------ RECORDS FOR THE TASK ------
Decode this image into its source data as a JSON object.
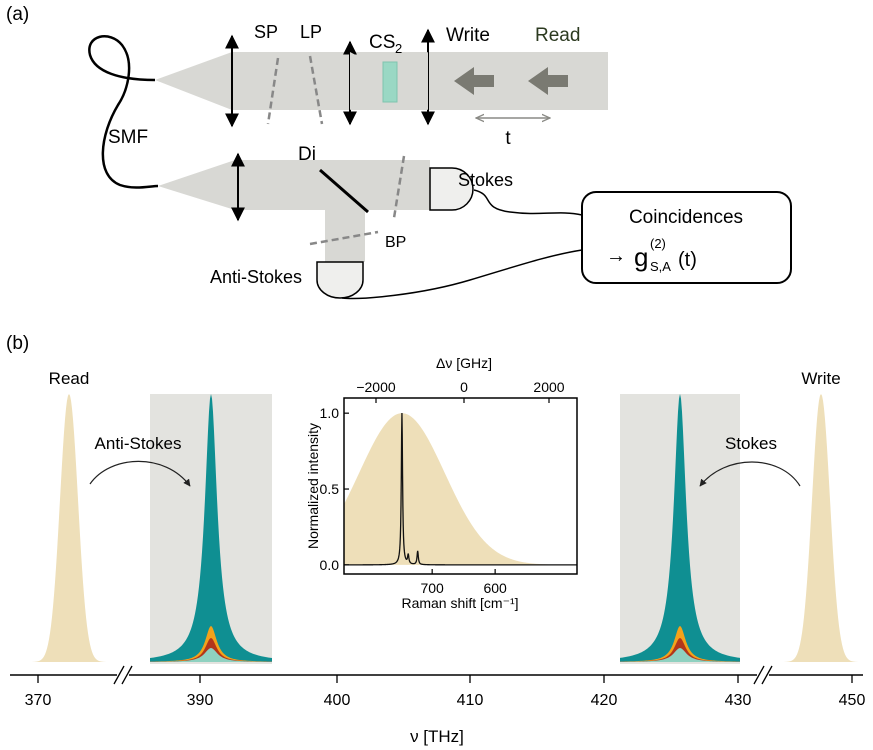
{
  "panel_a": {
    "label": "(a)",
    "sp": "SP",
    "lp": "LP",
    "cs_base": "CS",
    "cs_sub": "2",
    "write": "Write",
    "read": "Read",
    "t": "t",
    "smf": "SMF",
    "di": "Di",
    "stokes": "Stokes",
    "bp": "BP",
    "anti_stokes": "Anti-Stokes",
    "coincidences": "Coincidences",
    "arrow": "→",
    "g_base": "g",
    "g_sup": "(2)",
    "g_sub": "S,A",
    "g_arg": "(t)"
  },
  "panel_b": {
    "label": "(b)",
    "read": "Read",
    "write": "Write",
    "anti_stokes": "Anti-Stokes",
    "stokes": "Stokes",
    "xlabel": "ν [THz]",
    "xticks": [
      "370",
      "390",
      "400",
      "410",
      "420",
      "430",
      "450"
    ]
  },
  "chart_data": {
    "type": "line",
    "title": "",
    "xlabel": "Raman shift [cm⁻¹]",
    "ylabel": "Normalized intensity",
    "top_xlabel": "Δν [GHz]",
    "x_reversed": true,
    "xlim": [
      840,
      470
    ],
    "ylim": [
      -0.06,
      1.1
    ],
    "xticks": [
      "700",
      "600"
    ],
    "yticks": [
      "0.0",
      "0.5",
      "1.0"
    ],
    "top_xticks": [
      "−2000",
      "0",
      "2000"
    ],
    "broad_peak": {
      "center": 748,
      "fwhm": 160,
      "height": 1.0
    },
    "raman_lines": [
      {
        "x": 748,
        "y": 1.0
      },
      {
        "x": 738,
        "y": 0.06
      },
      {
        "x": 723,
        "y": 0.09
      }
    ]
  },
  "colors": {
    "teal": "#0f8f92",
    "orange": "#f3a21a",
    "red": "#b2361a",
    "mint": "#8fd1c0",
    "beige": "#eedfb9",
    "gray_box": "#e3e3df",
    "beam": "#d8d8d4",
    "cs2": "#9ad8c4"
  }
}
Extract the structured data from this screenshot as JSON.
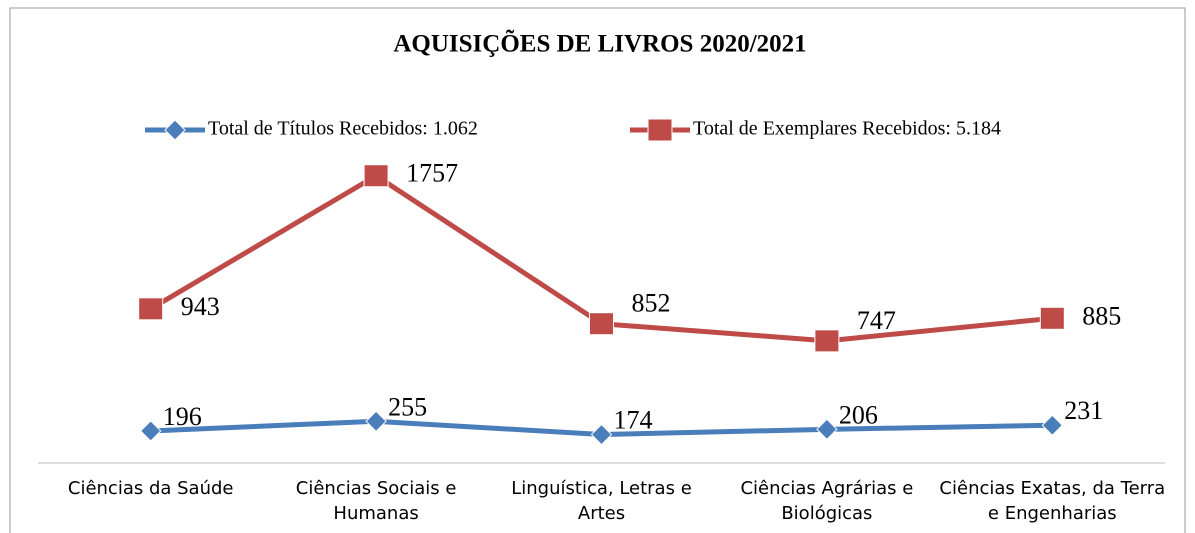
{
  "chart_data": {
    "type": "line",
    "title": "AQUISIÇÕES DE LIVROS 2020/2021",
    "categories": [
      "Ciências da Saúde",
      "Ciências Sociais e Humanas",
      "Linguística, Letras e Artes",
      "Ciências Agrárias e Biológicas",
      "Ciências Exatas, da Terra e Engenharias"
    ],
    "series": [
      {
        "name": "Total de Títulos Recebidos: 1.062",
        "color": "#4a7ebb",
        "marker": "diamond",
        "values": [
          196,
          255,
          174,
          206,
          231
        ]
      },
      {
        "name": "Total de Exemplares Recebidos: 5.184",
        "color": "#be4b48",
        "marker": "square",
        "values": [
          943,
          1757,
          852,
          747,
          885
        ]
      }
    ],
    "ylim": [
      0,
      2000
    ],
    "legend": "top"
  }
}
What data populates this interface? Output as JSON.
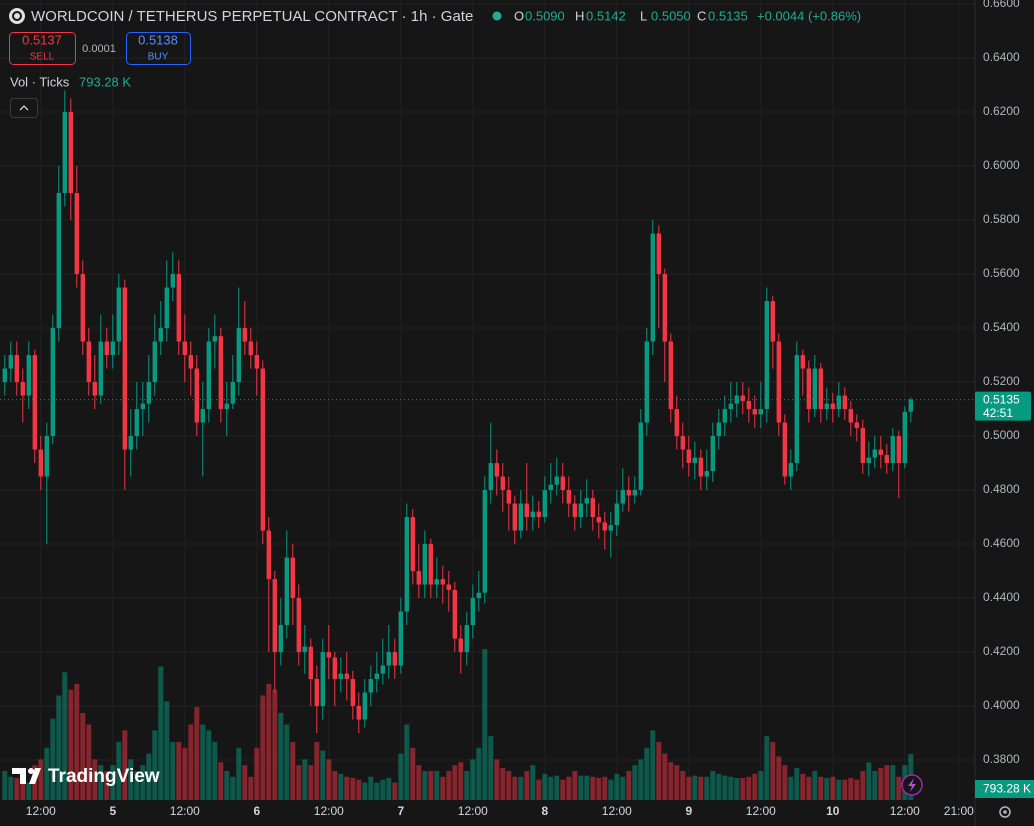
{
  "chart_data": {
    "type": "candlestick",
    "title": "WORLDCOIN / TETHERUS PERPETUAL CONTRACT · 1h · Gate",
    "ohlc_letters": [
      "O",
      "H",
      "L",
      "C"
    ],
    "ohlc_labels": [
      "0.5090",
      "0.5142",
      "0.5050",
      "0.5135"
    ],
    "change": "+0.0044 (+0.86%)",
    "sell_price": "0.5137",
    "sell": "SELL",
    "spread": "0.0001",
    "buy_price": "0.5138",
    "buy": "BUY",
    "volume_title": "Vol · Ticks",
    "volume_label": "793.28 K",
    "countdown": "42:51",
    "brand": "TradingView",
    "up_color": "#089981",
    "down_color": "#f23645",
    "grid": true,
    "xlim": [
      -18.8,
      143.7
    ],
    "ylim": [
      0.3652,
      0.6615
    ],
    "volume_ylim": [
      0,
      3100
    ],
    "xticks": [
      {
        "value": -12,
        "label": "12:00"
      },
      {
        "value": 0,
        "label": "5"
      },
      {
        "value": 12,
        "label": "12:00"
      },
      {
        "value": 24,
        "label": "6"
      },
      {
        "value": 36,
        "label": "12:00"
      },
      {
        "value": 48,
        "label": "7"
      },
      {
        "value": 60,
        "label": "12:00"
      },
      {
        "value": 72,
        "label": "8"
      },
      {
        "value": 84,
        "label": "12:00"
      },
      {
        "value": 96,
        "label": "9"
      },
      {
        "value": 108,
        "label": "12:00"
      },
      {
        "value": 120,
        "label": "10"
      },
      {
        "value": 132,
        "label": "12:00"
      },
      {
        "value": 141,
        "label": "21:00"
      }
    ],
    "yticks": [
      {
        "value": 0.38,
        "label": "0.3800"
      },
      {
        "value": 0.4,
        "label": "0.4000"
      },
      {
        "value": 0.42,
        "label": "0.4200"
      },
      {
        "value": 0.44,
        "label": "0.4400"
      },
      {
        "value": 0.46,
        "label": "0.4600"
      },
      {
        "value": 0.48,
        "label": "0.4800"
      },
      {
        "value": 0.5,
        "label": "0.5000"
      },
      {
        "value": 0.52,
        "label": "0.5200"
      },
      {
        "value": 0.54,
        "label": "0.5400"
      },
      {
        "value": 0.56,
        "label": "0.5600"
      },
      {
        "value": 0.58,
        "label": "0.5800"
      },
      {
        "value": 0.6,
        "label": "0.6000"
      },
      {
        "value": 0.62,
        "label": "0.6200"
      },
      {
        "value": 0.64,
        "label": "0.6400"
      },
      {
        "value": 0.66,
        "label": "0.6600"
      }
    ],
    "x": [
      -18,
      -17,
      -16,
      -15,
      -14,
      -13,
      -12,
      -11,
      -10,
      -9,
      -8,
      -7,
      -6,
      -5,
      -4,
      -3,
      -2,
      -1,
      0,
      1,
      2,
      3,
      4,
      5,
      6,
      7,
      8,
      9,
      10,
      11,
      12,
      13,
      14,
      15,
      16,
      17,
      18,
      19,
      20,
      21,
      22,
      23,
      24,
      25,
      26,
      27,
      28,
      29,
      30,
      31,
      32,
      33,
      34,
      35,
      36,
      37,
      38,
      39,
      40,
      41,
      42,
      43,
      44,
      45,
      46,
      47,
      48,
      49,
      50,
      51,
      52,
      53,
      54,
      55,
      56,
      57,
      58,
      59,
      60,
      61,
      62,
      63,
      64,
      65,
      66,
      67,
      68,
      69,
      70,
      71,
      72,
      73,
      74,
      75,
      76,
      77,
      78,
      79,
      80,
      81,
      82,
      83,
      84,
      85,
      86,
      87,
      88,
      89,
      90,
      91,
      92,
      93,
      94,
      95,
      96,
      97,
      98,
      99,
      100,
      101,
      102,
      103,
      104,
      105,
      106,
      107,
      108,
      109,
      110,
      111,
      112,
      113,
      114,
      115,
      116,
      117,
      118,
      119,
      120,
      121,
      122,
      123,
      124,
      125,
      126,
      127,
      128,
      129,
      130,
      131,
      132,
      133
    ],
    "open": [
      0.52,
      0.525,
      0.53,
      0.52,
      0.515,
      0.53,
      0.495,
      0.485,
      0.5,
      0.54,
      0.59,
      0.62,
      0.59,
      0.56,
      0.535,
      0.52,
      0.515,
      0.535,
      0.53,
      0.535,
      0.555,
      0.495,
      0.5,
      0.51,
      0.512,
      0.52,
      0.535,
      0.54,
      0.555,
      0.56,
      0.535,
      0.53,
      0.525,
      0.505,
      0.51,
      0.535,
      0.537,
      0.51,
      0.512,
      0.52,
      0.54,
      0.535,
      0.53,
      0.525,
      0.465,
      0.447,
      0.42,
      0.43,
      0.455,
      0.44,
      0.42,
      0.422,
      0.41,
      0.4,
      0.42,
      0.418,
      0.41,
      0.412,
      0.41,
      0.4,
      0.395,
      0.405,
      0.41,
      0.412,
      0.415,
      0.42,
      0.415,
      0.435,
      0.47,
      0.45,
      0.445,
      0.46,
      0.445,
      0.447,
      0.445,
      0.443,
      0.425,
      0.42,
      0.43,
      0.44,
      0.442,
      0.48,
      0.49,
      0.485,
      0.48,
      0.475,
      0.465,
      0.475,
      0.47,
      0.472,
      0.47,
      0.48,
      0.482,
      0.485,
      0.48,
      0.475,
      0.47,
      0.475,
      0.477,
      0.47,
      0.468,
      0.465,
      0.467,
      0.475,
      0.48,
      0.478,
      0.48,
      0.505,
      0.535,
      0.575,
      0.56,
      0.535,
      0.51,
      0.5,
      0.495,
      0.49,
      0.492,
      0.485,
      0.487,
      0.5,
      0.505,
      0.51,
      0.512,
      0.515,
      0.513,
      0.51,
      0.508,
      0.51,
      0.55,
      0.535,
      0.505,
      0.485,
      0.49,
      0.53,
      0.525,
      0.51,
      0.525,
      0.51,
      0.512,
      0.51,
      0.515,
      0.51,
      0.505,
      0.503,
      0.49,
      0.492,
      0.495,
      0.493,
      0.49,
      0.5,
      0.49,
      0.509
    ],
    "high": [
      0.53,
      0.535,
      0.535,
      0.525,
      0.535,
      0.532,
      0.5,
      0.505,
      0.545,
      0.6,
      0.628,
      0.625,
      0.6,
      0.565,
      0.54,
      0.53,
      0.545,
      0.54,
      0.545,
      0.56,
      0.558,
      0.51,
      0.52,
      0.52,
      0.53,
      0.545,
      0.55,
      0.565,
      0.568,
      0.565,
      0.545,
      0.535,
      0.53,
      0.52,
      0.54,
      0.545,
      0.54,
      0.52,
      0.53,
      0.555,
      0.55,
      0.54,
      0.535,
      0.528,
      0.47,
      0.45,
      0.44,
      0.465,
      0.46,
      0.445,
      0.43,
      0.425,
      0.415,
      0.425,
      0.43,
      0.42,
      0.418,
      0.42,
      0.413,
      0.405,
      0.41,
      0.415,
      0.42,
      0.425,
      0.43,
      0.425,
      0.44,
      0.475,
      0.473,
      0.46,
      0.465,
      0.462,
      0.455,
      0.452,
      0.45,
      0.446,
      0.43,
      0.435,
      0.445,
      0.45,
      0.485,
      0.505,
      0.495,
      0.49,
      0.485,
      0.478,
      0.48,
      0.49,
      0.478,
      0.476,
      0.485,
      0.49,
      0.492,
      0.49,
      0.485,
      0.478,
      0.48,
      0.484,
      0.48,
      0.475,
      0.472,
      0.472,
      0.48,
      0.488,
      0.485,
      0.485,
      0.51,
      0.54,
      0.58,
      0.578,
      0.562,
      0.538,
      0.515,
      0.505,
      0.5,
      0.498,
      0.495,
      0.495,
      0.505,
      0.51,
      0.515,
      0.52,
      0.52,
      0.52,
      0.518,
      0.515,
      0.52,
      0.555,
      0.552,
      0.538,
      0.508,
      0.495,
      0.535,
      0.532,
      0.528,
      0.53,
      0.527,
      0.518,
      0.516,
      0.52,
      0.518,
      0.513,
      0.508,
      0.506,
      0.498,
      0.5,
      0.5,
      0.497,
      0.503,
      0.502,
      0.511,
      0.5142
    ],
    "low": [
      0.515,
      0.52,
      0.515,
      0.505,
      0.51,
      0.49,
      0.48,
      0.46,
      0.497,
      0.535,
      0.585,
      0.58,
      0.555,
      0.53,
      0.515,
      0.51,
      0.512,
      0.525,
      0.525,
      0.53,
      0.48,
      0.485,
      0.495,
      0.5,
      0.505,
      0.515,
      0.53,
      0.535,
      0.55,
      0.53,
      0.52,
      0.515,
      0.5,
      0.485,
      0.505,
      0.525,
      0.505,
      0.5,
      0.51,
      0.515,
      0.53,
      0.525,
      0.515,
      0.46,
      0.42,
      0.405,
      0.415,
      0.425,
      0.43,
      0.415,
      0.412,
      0.4,
      0.39,
      0.395,
      0.41,
      0.4,
      0.405,
      0.402,
      0.395,
      0.39,
      0.392,
      0.4,
      0.405,
      0.408,
      0.41,
      0.41,
      0.412,
      0.43,
      0.445,
      0.44,
      0.44,
      0.44,
      0.44,
      0.438,
      0.435,
      0.42,
      0.412,
      0.415,
      0.425,
      0.435,
      0.438,
      0.475,
      0.478,
      0.472,
      0.465,
      0.46,
      0.462,
      0.465,
      0.465,
      0.466,
      0.468,
      0.475,
      0.478,
      0.475,
      0.47,
      0.465,
      0.466,
      0.47,
      0.465,
      0.462,
      0.458,
      0.455,
      0.463,
      0.472,
      0.472,
      0.475,
      0.478,
      0.5,
      0.53,
      0.54,
      0.52,
      0.505,
      0.495,
      0.488,
      0.485,
      0.484,
      0.48,
      0.48,
      0.483,
      0.495,
      0.5,
      0.505,
      0.507,
      0.508,
      0.505,
      0.503,
      0.503,
      0.505,
      0.525,
      0.5,
      0.482,
      0.48,
      0.487,
      0.515,
      0.505,
      0.507,
      0.505,
      0.506,
      0.505,
      0.507,
      0.506,
      0.5,
      0.498,
      0.486,
      0.485,
      0.488,
      0.488,
      0.486,
      0.487,
      0.477,
      0.488,
      0.505
    ],
    "close": [
      0.525,
      0.53,
      0.52,
      0.515,
      0.53,
      0.495,
      0.485,
      0.5,
      0.54,
      0.59,
      0.62,
      0.59,
      0.56,
      0.535,
      0.52,
      0.515,
      0.535,
      0.53,
      0.535,
      0.555,
      0.495,
      0.5,
      0.51,
      0.512,
      0.52,
      0.535,
      0.54,
      0.555,
      0.56,
      0.535,
      0.53,
      0.525,
      0.505,
      0.51,
      0.535,
      0.537,
      0.51,
      0.512,
      0.52,
      0.54,
      0.535,
      0.53,
      0.525,
      0.465,
      0.447,
      0.42,
      0.43,
      0.455,
      0.44,
      0.42,
      0.422,
      0.41,
      0.4,
      0.42,
      0.418,
      0.41,
      0.412,
      0.41,
      0.4,
      0.395,
      0.405,
      0.41,
      0.412,
      0.415,
      0.42,
      0.415,
      0.435,
      0.47,
      0.45,
      0.445,
      0.46,
      0.445,
      0.447,
      0.445,
      0.443,
      0.425,
      0.42,
      0.43,
      0.44,
      0.442,
      0.48,
      0.49,
      0.485,
      0.48,
      0.475,
      0.465,
      0.475,
      0.47,
      0.472,
      0.47,
      0.48,
      0.482,
      0.485,
      0.48,
      0.475,
      0.47,
      0.475,
      0.477,
      0.47,
      0.468,
      0.465,
      0.467,
      0.475,
      0.48,
      0.478,
      0.48,
      0.505,
      0.535,
      0.575,
      0.56,
      0.535,
      0.51,
      0.5,
      0.495,
      0.49,
      0.492,
      0.485,
      0.487,
      0.5,
      0.505,
      0.51,
      0.512,
      0.515,
      0.513,
      0.51,
      0.508,
      0.51,
      0.55,
      0.535,
      0.505,
      0.485,
      0.49,
      0.53,
      0.525,
      0.51,
      0.525,
      0.51,
      0.512,
      0.51,
      0.515,
      0.51,
      0.505,
      0.503,
      0.49,
      0.492,
      0.495,
      0.493,
      0.49,
      0.5,
      0.49,
      0.509,
      0.5135
    ],
    "volume": [
      500,
      400,
      380,
      350,
      300,
      600,
      700,
      900,
      1400,
      1800,
      2200,
      1900,
      2000,
      1500,
      1300,
      700,
      600,
      500,
      600,
      1000,
      1200,
      700,
      500,
      600,
      800,
      1200,
      2300,
      1700,
      1000,
      1000,
      900,
      1300,
      1600,
      1300,
      1200,
      1000,
      650,
      500,
      400,
      900,
      600,
      400,
      900,
      1800,
      2000,
      1900,
      1500,
      1300,
      1000,
      600,
      700,
      600,
      1000,
      850,
      700,
      500,
      450,
      400,
      380,
      350,
      300,
      400,
      300,
      350,
      380,
      300,
      800,
      1300,
      900,
      600,
      500,
      500,
      500,
      400,
      500,
      600,
      650,
      500,
      700,
      900,
      2600,
      1100,
      700,
      550,
      500,
      400,
      400,
      500,
      600,
      350,
      450,
      400,
      420,
      350,
      400,
      500,
      420,
      420,
      400,
      380,
      400,
      350,
      450,
      400,
      500,
      600,
      700,
      900,
      1200,
      1000,
      800,
      650,
      600,
      500,
      400,
      420,
      400,
      400,
      500,
      450,
      420,
      400,
      380,
      380,
      400,
      450,
      500,
      1100,
      1000,
      750,
      600,
      400,
      550,
      450,
      400,
      500,
      400,
      380,
      400,
      350,
      350,
      380,
      350,
      500,
      650,
      500,
      550,
      600,
      600,
      400,
      600,
      793.28
    ]
  }
}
------
■ DESCRIPTION OF THE TASK ■
Your task is to gather every line with the word "Ciências" and copy it.

■ CORRECT RESULT ■
      "Ciências da Saúde",
      "Ciências Sociais e Humanas",
      "Ciências Agrárias e Biológicas",
      "Ciências Exatas, da Terra e Engenharias"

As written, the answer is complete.